◆ The exercise ◆
Each line that holds the word "name" counts once; give the total for the records below and nothing else.

>> Begin Records supplied

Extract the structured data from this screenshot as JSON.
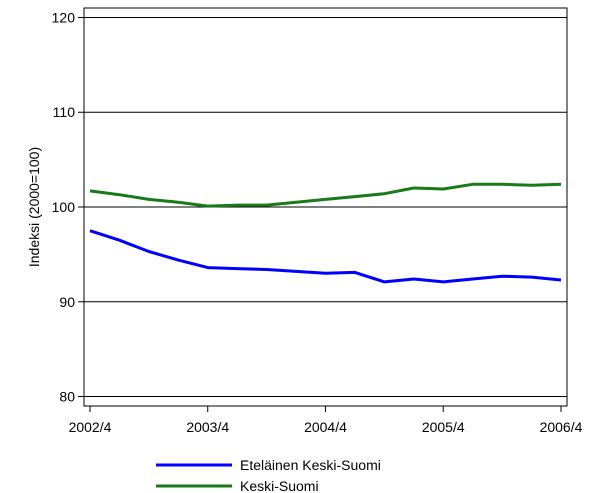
{
  "chart_data": {
    "type": "line",
    "ylabel": "Indeksi (2000=100)",
    "ylim": [
      79,
      121
    ],
    "yticks": [
      80,
      90,
      100,
      110,
      120
    ],
    "xticks": [
      "2002/4",
      "2003/4",
      "2004/4",
      "2005/4",
      "2006/4"
    ],
    "x": [
      "2002/4",
      "2003/1",
      "2003/2",
      "2003/3",
      "2003/4",
      "2004/1",
      "2004/2",
      "2004/3",
      "2004/4",
      "2005/1",
      "2005/2",
      "2005/3",
      "2005/4",
      "2006/1",
      "2006/2",
      "2006/3",
      "2006/4"
    ],
    "grid": true,
    "legend": "bottom",
    "series": [
      {
        "name": "Eteläinen Keski-Suomi",
        "color": "#0000ff",
        "values": [
          97.5,
          96.5,
          95.3,
          94.4,
          93.6,
          93.5,
          93.4,
          93.2,
          93.0,
          93.1,
          92.1,
          92.4,
          92.1,
          92.4,
          92.7,
          92.6,
          92.3
        ]
      },
      {
        "name": "Keski-Suomi",
        "color": "#1a7a1a",
        "values": [
          101.7,
          101.3,
          100.8,
          100.5,
          100.1,
          100.2,
          100.2,
          100.5,
          100.8,
          101.1,
          101.4,
          102.0,
          101.9,
          102.4,
          102.4,
          102.3,
          102.4
        ]
      }
    ]
  }
}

>> End Records supplied

◆ Written response ◆
2